§ **Problem details**
Copy every line of the entries that includes the word "المدونة".

### Excerpted data ###

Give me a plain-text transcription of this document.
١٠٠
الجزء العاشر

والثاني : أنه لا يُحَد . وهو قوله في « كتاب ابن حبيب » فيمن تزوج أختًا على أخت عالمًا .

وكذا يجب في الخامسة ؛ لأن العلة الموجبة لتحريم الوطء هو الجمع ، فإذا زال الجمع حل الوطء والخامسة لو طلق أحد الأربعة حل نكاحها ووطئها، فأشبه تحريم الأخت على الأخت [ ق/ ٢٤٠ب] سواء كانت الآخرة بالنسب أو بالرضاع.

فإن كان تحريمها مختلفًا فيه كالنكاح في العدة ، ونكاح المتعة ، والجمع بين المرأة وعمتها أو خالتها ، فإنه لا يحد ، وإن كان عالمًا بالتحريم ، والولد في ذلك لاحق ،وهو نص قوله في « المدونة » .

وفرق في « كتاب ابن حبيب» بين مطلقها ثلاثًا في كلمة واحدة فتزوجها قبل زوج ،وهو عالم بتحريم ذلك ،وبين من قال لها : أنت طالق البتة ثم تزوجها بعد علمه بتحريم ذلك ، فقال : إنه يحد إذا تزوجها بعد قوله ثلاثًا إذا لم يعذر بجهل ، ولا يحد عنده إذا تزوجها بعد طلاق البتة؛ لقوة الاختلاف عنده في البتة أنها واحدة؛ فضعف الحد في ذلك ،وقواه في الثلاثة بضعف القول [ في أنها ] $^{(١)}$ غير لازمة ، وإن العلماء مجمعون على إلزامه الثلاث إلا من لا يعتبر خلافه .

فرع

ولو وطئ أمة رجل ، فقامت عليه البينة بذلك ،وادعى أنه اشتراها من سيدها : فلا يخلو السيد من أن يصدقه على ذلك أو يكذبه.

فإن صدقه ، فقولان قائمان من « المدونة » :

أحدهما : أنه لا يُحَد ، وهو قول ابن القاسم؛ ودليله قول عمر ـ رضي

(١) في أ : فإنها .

###

§ **Correct output**
فإن كان تحريمها مختلفًا فيه كالنكاح في العدة ، ونكاح المتعة ، والجمع بين المرأة وعمتها أو خالتها ، فإنه لا يحد ، وإن كان عالمًا بالتحريم ، والولد في ذلك لاحق ،وهو نص قوله في « المدونة » .
فإن صدقه ، فقولان قائمان من « المدونة » :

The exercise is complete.